--- start of PROVIDED DATA ---

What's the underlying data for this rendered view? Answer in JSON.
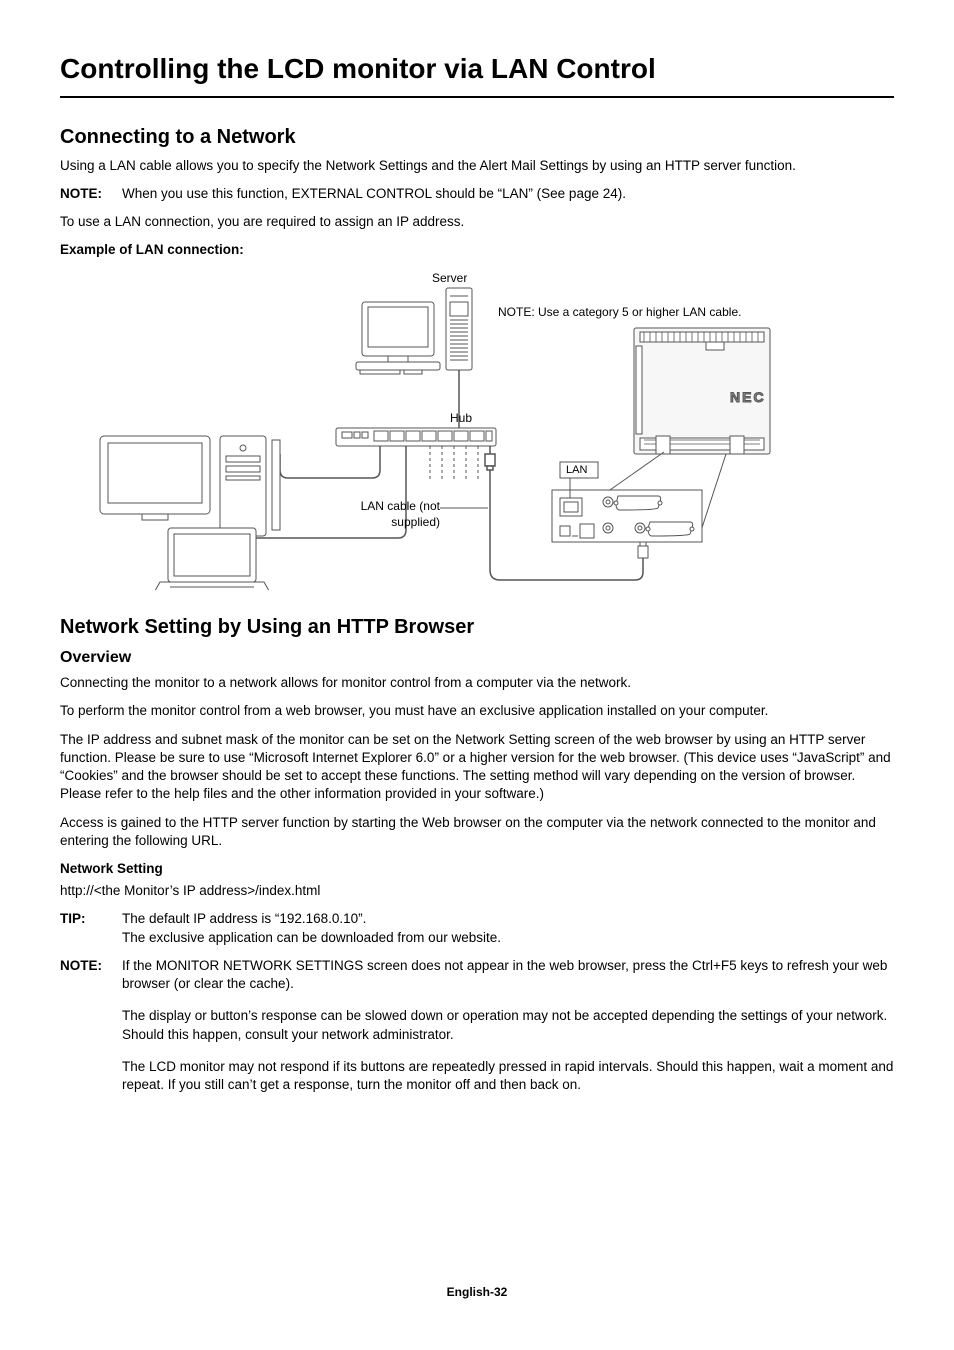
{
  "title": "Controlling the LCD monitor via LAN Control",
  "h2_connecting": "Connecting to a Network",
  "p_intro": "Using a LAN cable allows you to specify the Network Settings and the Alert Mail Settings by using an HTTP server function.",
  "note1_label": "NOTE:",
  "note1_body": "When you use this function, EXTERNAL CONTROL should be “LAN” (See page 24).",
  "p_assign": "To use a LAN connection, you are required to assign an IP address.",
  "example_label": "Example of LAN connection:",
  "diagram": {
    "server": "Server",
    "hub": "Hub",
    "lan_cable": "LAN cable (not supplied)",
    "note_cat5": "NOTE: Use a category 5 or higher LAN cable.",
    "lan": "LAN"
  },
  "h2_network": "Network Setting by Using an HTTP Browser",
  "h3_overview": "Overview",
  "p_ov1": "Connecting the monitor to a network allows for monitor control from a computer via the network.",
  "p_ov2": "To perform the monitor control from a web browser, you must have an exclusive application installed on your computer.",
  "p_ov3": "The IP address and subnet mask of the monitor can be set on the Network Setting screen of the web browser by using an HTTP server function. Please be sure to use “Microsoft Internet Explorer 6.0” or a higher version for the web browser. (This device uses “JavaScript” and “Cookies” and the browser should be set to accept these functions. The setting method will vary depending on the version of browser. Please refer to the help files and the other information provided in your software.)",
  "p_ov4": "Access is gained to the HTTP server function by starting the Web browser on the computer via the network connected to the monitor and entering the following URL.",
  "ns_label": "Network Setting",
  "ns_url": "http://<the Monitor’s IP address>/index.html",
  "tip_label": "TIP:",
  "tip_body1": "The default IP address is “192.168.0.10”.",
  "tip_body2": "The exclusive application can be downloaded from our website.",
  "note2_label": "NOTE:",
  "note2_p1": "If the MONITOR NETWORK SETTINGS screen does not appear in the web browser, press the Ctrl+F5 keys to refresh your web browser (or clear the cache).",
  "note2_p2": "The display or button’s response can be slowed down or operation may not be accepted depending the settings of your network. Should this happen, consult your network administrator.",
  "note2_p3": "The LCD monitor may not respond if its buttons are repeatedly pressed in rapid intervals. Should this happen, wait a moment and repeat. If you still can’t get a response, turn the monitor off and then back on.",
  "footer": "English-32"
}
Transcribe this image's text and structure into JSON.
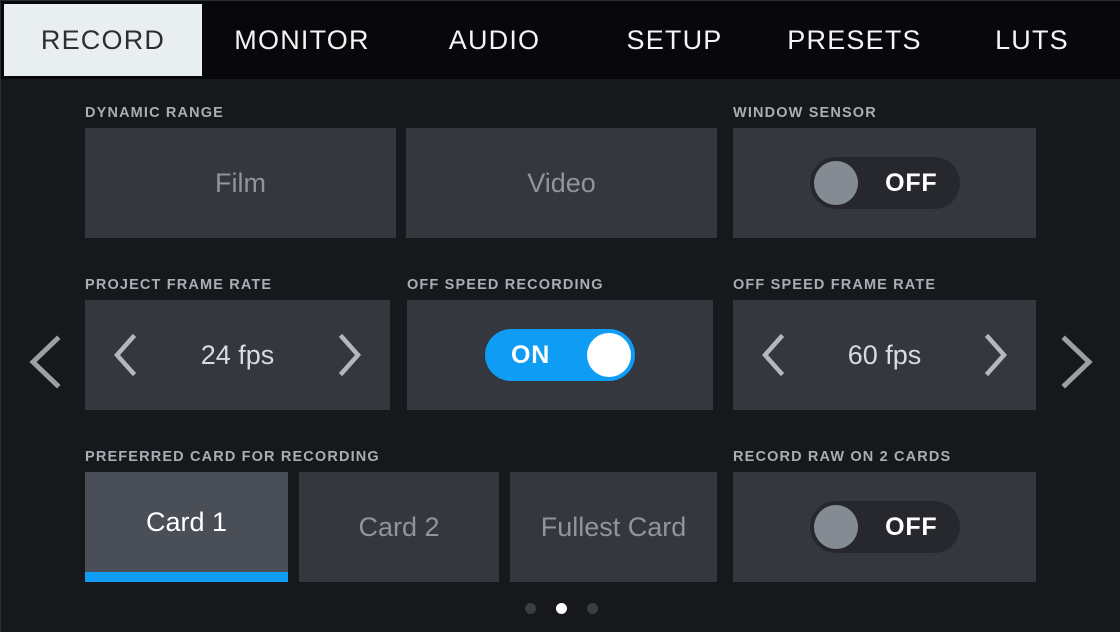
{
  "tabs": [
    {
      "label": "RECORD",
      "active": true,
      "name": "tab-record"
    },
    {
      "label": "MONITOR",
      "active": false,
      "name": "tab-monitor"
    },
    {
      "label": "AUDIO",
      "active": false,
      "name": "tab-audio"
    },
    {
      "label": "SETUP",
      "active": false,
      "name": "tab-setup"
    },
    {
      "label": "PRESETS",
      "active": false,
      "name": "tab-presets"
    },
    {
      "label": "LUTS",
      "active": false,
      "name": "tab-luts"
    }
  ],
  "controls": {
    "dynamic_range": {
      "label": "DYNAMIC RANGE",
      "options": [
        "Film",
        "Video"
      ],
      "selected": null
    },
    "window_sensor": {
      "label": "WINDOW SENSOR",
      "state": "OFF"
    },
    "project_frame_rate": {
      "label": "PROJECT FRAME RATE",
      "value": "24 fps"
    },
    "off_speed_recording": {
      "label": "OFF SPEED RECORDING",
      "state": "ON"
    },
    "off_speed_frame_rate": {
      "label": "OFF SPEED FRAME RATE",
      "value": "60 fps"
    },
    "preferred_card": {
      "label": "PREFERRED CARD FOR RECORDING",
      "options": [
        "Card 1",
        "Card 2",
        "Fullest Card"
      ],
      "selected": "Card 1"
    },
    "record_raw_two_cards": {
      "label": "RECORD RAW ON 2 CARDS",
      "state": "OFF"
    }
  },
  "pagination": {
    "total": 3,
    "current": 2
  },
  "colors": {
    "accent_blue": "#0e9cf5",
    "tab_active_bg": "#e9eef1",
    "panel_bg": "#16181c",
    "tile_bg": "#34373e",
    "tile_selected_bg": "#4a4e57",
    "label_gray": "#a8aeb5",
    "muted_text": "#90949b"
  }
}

--- end of PROVIDED DATA ---

## [WORK TO COMPLETE]
Repeat the material above word for word and skip every image in it.

## [FINISHED ANSWER]
What's the underlying data for this rendered view? Answer in JSON.
{
  "title": "Controlling the LCD monitor via LAN Control",
  "h2_connecting": "Connecting to a Network",
  "p_intro": "Using a LAN cable allows you to specify the Network Settings and the Alert Mail Settings by using an HTTP server function.",
  "note1_label": "NOTE:",
  "note1_body": "When you use this function, EXTERNAL CONTROL should be “LAN” (See page 24).",
  "p_assign": "To use a LAN connection, you are required to assign an IP address.",
  "example_label": "Example of LAN connection:",
  "diagram": {
    "server": "Server",
    "hub": "Hub",
    "lan_cable": "LAN cable (not supplied)",
    "note_cat5": "NOTE: Use a category 5 or higher LAN cable.",
    "lan": "LAN"
  },
  "h2_network": "Network Setting by Using an HTTP Browser",
  "h3_overview": "Overview",
  "p_ov1": "Connecting the monitor to a network allows for monitor control from a computer via the network.",
  "p_ov2": "To perform the monitor control from a web browser, you must have an exclusive application installed on your computer.",
  "p_ov3": "The IP address and subnet mask of the monitor can be set on the Network Setting screen of the web browser by using an HTTP server function. Please be sure to use “Microsoft Internet Explorer 6.0” or a higher version for the web browser. (This device uses “JavaScript” and “Cookies” and the browser should be set to accept these functions. The setting method will vary depending on the version of browser. Please refer to the help files and the other information provided in your software.)",
  "p_ov4": "Access is gained to the HTTP server function by starting the Web browser on the computer via the network connected to the monitor and entering the following URL.",
  "ns_label": "Network Setting",
  "ns_url": "http://<the Monitor’s IP address>/index.html",
  "tip_label": "TIP:",
  "tip_body1": "The default IP address is “192.168.0.10”.",
  "tip_body2": "The exclusive application can be downloaded from our website.",
  "note2_label": "NOTE:",
  "note2_p1": "If the MONITOR NETWORK SETTINGS screen does not appear in the web browser, press the Ctrl+F5 keys to refresh your web browser (or clear the cache).",
  "note2_p2": "The display or button’s response can be slowed down or operation may not be accepted depending the settings of your network. Should this happen, consult your network administrator.",
  "note2_p3": "The LCD monitor may not respond if its buttons are repeatedly pressed in rapid intervals. Should this happen, wait a moment and repeat. If you still can’t get a response, turn the monitor off and then back on.",
  "footer": "English-32"
}
Transcribe this image's text and structure into JSON.
{
  "tabs": [
    {
      "label": "RECORD",
      "active": true,
      "name": "tab-record"
    },
    {
      "label": "MONITOR",
      "active": false,
      "name": "tab-monitor"
    },
    {
      "label": "AUDIO",
      "active": false,
      "name": "tab-audio"
    },
    {
      "label": "SETUP",
      "active": false,
      "name": "tab-setup"
    },
    {
      "label": "PRESETS",
      "active": false,
      "name": "tab-presets"
    },
    {
      "label": "LUTS",
      "active": false,
      "name": "tab-luts"
    }
  ],
  "controls": {
    "dynamic_range": {
      "label": "DYNAMIC RANGE",
      "options": [
        "Film",
        "Video"
      ],
      "selected": null
    },
    "window_sensor": {
      "label": "WINDOW SENSOR",
      "state": "OFF"
    },
    "project_frame_rate": {
      "label": "PROJECT FRAME RATE",
      "value": "24 fps"
    },
    "off_speed_recording": {
      "label": "OFF SPEED RECORDING",
      "state": "ON"
    },
    "off_speed_frame_rate": {
      "label": "OFF SPEED FRAME RATE",
      "value": "60 fps"
    },
    "preferred_card": {
      "label": "PREFERRED CARD FOR RECORDING",
      "options": [
        "Card 1",
        "Card 2",
        "Fullest Card"
      ],
      "selected": "Card 1"
    },
    "record_raw_two_cards": {
      "label": "RECORD RAW ON 2 CARDS",
      "state": "OFF"
    }
  },
  "pagination": {
    "total": 3,
    "current": 2
  },
  "colors": {
    "accent_blue": "#0e9cf5",
    "tab_active_bg": "#e9eef1",
    "panel_bg": "#16181c",
    "tile_bg": "#34373e",
    "tile_selected_bg": "#4a4e57",
    "label_gray": "#a8aeb5",
    "muted_text": "#90949b"
  }
}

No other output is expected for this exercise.